GIVEN EXERCISE.
Give all of the lines again, with nothing added or dropped.

## Start PROVIDED DATA

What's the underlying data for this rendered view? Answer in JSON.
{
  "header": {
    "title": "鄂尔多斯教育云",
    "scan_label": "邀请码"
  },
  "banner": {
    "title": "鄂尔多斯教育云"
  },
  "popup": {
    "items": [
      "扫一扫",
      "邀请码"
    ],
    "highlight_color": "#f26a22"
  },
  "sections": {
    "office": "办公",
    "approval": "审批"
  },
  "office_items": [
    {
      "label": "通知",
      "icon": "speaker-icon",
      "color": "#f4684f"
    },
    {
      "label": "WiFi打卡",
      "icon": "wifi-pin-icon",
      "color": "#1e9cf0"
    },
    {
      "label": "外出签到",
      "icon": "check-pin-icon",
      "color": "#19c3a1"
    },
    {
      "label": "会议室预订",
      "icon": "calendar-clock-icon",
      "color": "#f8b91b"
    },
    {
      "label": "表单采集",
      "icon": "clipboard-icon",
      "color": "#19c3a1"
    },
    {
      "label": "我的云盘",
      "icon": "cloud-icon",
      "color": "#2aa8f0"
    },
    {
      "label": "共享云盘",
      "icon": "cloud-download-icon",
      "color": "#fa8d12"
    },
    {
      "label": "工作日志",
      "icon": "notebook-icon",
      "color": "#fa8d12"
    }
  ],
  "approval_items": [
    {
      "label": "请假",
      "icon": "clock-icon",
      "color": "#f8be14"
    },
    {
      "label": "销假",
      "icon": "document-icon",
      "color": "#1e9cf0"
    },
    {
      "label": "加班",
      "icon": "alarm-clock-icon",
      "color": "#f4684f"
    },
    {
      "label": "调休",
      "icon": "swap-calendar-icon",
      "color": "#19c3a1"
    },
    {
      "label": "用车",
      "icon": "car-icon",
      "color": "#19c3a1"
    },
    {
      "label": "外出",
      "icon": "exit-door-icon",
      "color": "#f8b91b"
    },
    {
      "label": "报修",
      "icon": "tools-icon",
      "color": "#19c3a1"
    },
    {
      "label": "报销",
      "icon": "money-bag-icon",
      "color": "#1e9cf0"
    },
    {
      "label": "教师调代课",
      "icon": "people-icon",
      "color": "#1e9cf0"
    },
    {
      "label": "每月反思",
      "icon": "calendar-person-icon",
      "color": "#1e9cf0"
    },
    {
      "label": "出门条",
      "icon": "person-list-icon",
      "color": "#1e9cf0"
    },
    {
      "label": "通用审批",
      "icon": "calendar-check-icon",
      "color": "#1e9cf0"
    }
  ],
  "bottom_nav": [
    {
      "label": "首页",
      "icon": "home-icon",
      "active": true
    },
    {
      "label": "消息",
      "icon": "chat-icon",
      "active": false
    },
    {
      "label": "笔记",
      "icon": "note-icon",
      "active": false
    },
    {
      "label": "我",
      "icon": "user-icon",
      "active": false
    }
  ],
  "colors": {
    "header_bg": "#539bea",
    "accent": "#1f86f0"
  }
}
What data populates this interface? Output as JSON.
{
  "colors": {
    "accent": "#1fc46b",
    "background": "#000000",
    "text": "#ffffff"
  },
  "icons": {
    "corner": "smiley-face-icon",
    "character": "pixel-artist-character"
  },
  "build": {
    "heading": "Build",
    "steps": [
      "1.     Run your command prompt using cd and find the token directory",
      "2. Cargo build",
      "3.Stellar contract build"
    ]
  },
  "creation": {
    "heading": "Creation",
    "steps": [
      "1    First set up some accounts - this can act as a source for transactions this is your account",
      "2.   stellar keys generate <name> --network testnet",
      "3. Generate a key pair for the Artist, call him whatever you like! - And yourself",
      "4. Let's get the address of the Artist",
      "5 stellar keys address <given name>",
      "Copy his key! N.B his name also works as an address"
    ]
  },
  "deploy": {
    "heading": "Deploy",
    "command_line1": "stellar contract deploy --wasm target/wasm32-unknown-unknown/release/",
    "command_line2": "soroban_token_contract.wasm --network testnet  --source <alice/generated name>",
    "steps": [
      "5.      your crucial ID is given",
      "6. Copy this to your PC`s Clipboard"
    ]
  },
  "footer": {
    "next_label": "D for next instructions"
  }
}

## End PROVIDED DATA

PROBLEM SOLUTION.
What's the underlying data for this rendered view? Answer in JSON.
{
  "header": {
    "title": "鄂尔多斯教育云",
    "scan_label": "邀请码"
  },
  "banner": {
    "title": "鄂尔多斯教育云"
  },
  "popup": {
    "items": [
      "扫一扫",
      "邀请码"
    ],
    "highlight_color": "#f26a22"
  },
  "sections": {
    "office": "办公",
    "approval": "审批"
  },
  "office_items": [
    {
      "label": "通知",
      "icon": "speaker-icon",
      "color": "#f4684f"
    },
    {
      "label": "WiFi打卡",
      "icon": "wifi-pin-icon",
      "color": "#1e9cf0"
    },
    {
      "label": "外出签到",
      "icon": "check-pin-icon",
      "color": "#19c3a1"
    },
    {
      "label": "会议室预订",
      "icon": "calendar-clock-icon",
      "color": "#f8b91b"
    },
    {
      "label": "表单采集",
      "icon": "clipboard-icon",
      "color": "#19c3a1"
    },
    {
      "label": "我的云盘",
      "icon": "cloud-icon",
      "color": "#2aa8f0"
    },
    {
      "label": "共享云盘",
      "icon": "cloud-download-icon",
      "color": "#fa8d12"
    },
    {
      "label": "工作日志",
      "icon": "notebook-icon",
      "color": "#fa8d12"
    }
  ],
  "approval_items": [
    {
      "label": "请假",
      "icon": "clock-icon",
      "color": "#f8be14"
    },
    {
      "label": "销假",
      "icon": "document-icon",
      "color": "#1e9cf0"
    },
    {
      "label": "加班",
      "icon": "alarm-clock-icon",
      "color": "#f4684f"
    },
    {
      "label": "调休",
      "icon": "swap-calendar-icon",
      "color": "#19c3a1"
    },
    {
      "label": "用车",
      "icon": "car-icon",
      "color": "#19c3a1"
    },
    {
      "label": "外出",
      "icon": "exit-door-icon",
      "color": "#f8b91b"
    },
    {
      "label": "报修",
      "icon": "tools-icon",
      "color": "#19c3a1"
    },
    {
      "label": "报销",
      "icon": "money-bag-icon",
      "color": "#1e9cf0"
    },
    {
      "label": "教师调代课",
      "icon": "people-icon",
      "color": "#1e9cf0"
    },
    {
      "label": "每月反思",
      "icon": "calendar-person-icon",
      "color": "#1e9cf0"
    },
    {
      "label": "出门条",
      "icon": "person-list-icon",
      "color": "#1e9cf0"
    },
    {
      "label": "通用审批",
      "icon": "calendar-check-icon",
      "color": "#1e9cf0"
    }
  ],
  "bottom_nav": [
    {
      "label": "首页",
      "icon": "home-icon",
      "active": true
    },
    {
      "label": "消息",
      "icon": "chat-icon",
      "active": false
    },
    {
      "label": "笔记",
      "icon": "note-icon",
      "active": false
    },
    {
      "label": "我",
      "icon": "user-icon",
      "active": false
    }
  ],
  "colors": {
    "header_bg": "#539bea",
    "accent": "#1f86f0"
  }
}
What data populates this interface? Output as JSON.
{
  "colors": {
    "accent": "#1fc46b",
    "background": "#000000",
    "text": "#ffffff"
  },
  "icons": {
    "corner": "smiley-face-icon",
    "character": "pixel-artist-character"
  },
  "build": {
    "heading": "Build",
    "steps": [
      "1.     Run your command prompt using cd and find the token directory",
      "2. Cargo build",
      "3.Stellar contract build"
    ]
  },
  "creation": {
    "heading": "Creation",
    "steps": [
      "1    First set up some accounts - this can act as a source for transactions this is your account",
      "2.   stellar keys generate <name> --network testnet",
      "3. Generate a key pair for the Artist, call him whatever you like! - And yourself",
      "4. Let's get the address of the Artist",
      "5 stellar keys address <given name>",
      "Copy his key! N.B his name also works as an address"
    ]
  },
  "deploy": {
    "heading": "Deploy",
    "command_line1": "stellar contract deploy --wasm target/wasm32-unknown-unknown/release/",
    "command_line2": "soroban_token_contract.wasm --network testnet  --source <alice/generated name>",
    "steps": [
      "5.      your crucial ID is given",
      "6. Copy this to your PC`s Clipboard"
    ]
  },
  "footer": {
    "next_label": "D for next instructions"
  }
}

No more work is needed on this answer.